* Direction
Give all of the lines again, with nothing added or dropped.

[Records from a data source]
::::
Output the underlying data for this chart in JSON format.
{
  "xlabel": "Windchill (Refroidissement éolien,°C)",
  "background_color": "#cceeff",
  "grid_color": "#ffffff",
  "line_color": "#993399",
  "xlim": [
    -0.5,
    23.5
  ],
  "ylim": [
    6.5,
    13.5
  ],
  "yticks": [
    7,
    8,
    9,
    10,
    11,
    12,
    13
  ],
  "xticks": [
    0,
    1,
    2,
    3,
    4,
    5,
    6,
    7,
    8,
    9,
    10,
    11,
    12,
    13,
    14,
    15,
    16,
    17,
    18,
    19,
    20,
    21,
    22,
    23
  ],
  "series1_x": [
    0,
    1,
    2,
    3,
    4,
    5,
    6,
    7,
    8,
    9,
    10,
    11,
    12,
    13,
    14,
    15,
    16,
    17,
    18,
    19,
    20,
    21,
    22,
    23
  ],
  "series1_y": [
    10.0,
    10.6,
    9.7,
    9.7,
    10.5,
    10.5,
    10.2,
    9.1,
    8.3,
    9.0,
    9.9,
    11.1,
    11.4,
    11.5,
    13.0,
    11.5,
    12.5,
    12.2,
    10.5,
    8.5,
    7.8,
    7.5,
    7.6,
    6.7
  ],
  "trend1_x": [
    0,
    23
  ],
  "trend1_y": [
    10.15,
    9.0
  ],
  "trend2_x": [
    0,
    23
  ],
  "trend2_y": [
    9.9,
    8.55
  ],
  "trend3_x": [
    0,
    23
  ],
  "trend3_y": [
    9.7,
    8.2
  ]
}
::::
* Result of the task
Output the underlying data for this chart in JSON format.
{
  "xlabel": "Windchill (Refroidissement éolien,°C)",
  "background_color": "#cceeff",
  "grid_color": "#ffffff",
  "line_color": "#993399",
  "xlim": [
    -0.5,
    23.5
  ],
  "ylim": [
    6.5,
    13.5
  ],
  "yticks": [
    7,
    8,
    9,
    10,
    11,
    12,
    13
  ],
  "xticks": [
    0,
    1,
    2,
    3,
    4,
    5,
    6,
    7,
    8,
    9,
    10,
    11,
    12,
    13,
    14,
    15,
    16,
    17,
    18,
    19,
    20,
    21,
    22,
    23
  ],
  "series1_x": [
    0,
    1,
    2,
    3,
    4,
    5,
    6,
    7,
    8,
    9,
    10,
    11,
    12,
    13,
    14,
    15,
    16,
    17,
    18,
    19,
    20,
    21,
    22,
    23
  ],
  "series1_y": [
    10.0,
    10.6,
    9.7,
    9.7,
    10.5,
    10.5,
    10.2,
    9.1,
    8.3,
    9.0,
    9.9,
    11.1,
    11.4,
    11.5,
    13.0,
    11.5,
    12.5,
    12.2,
    10.5,
    8.5,
    7.8,
    7.5,
    7.6,
    6.7
  ],
  "trend1_x": [
    0,
    23
  ],
  "trend1_y": [
    10.15,
    9.0
  ],
  "trend2_x": [
    0,
    23
  ],
  "trend2_y": [
    9.9,
    8.55
  ],
  "trend3_x": [
    0,
    23
  ],
  "trend3_y": [
    9.7,
    8.2
  ]
}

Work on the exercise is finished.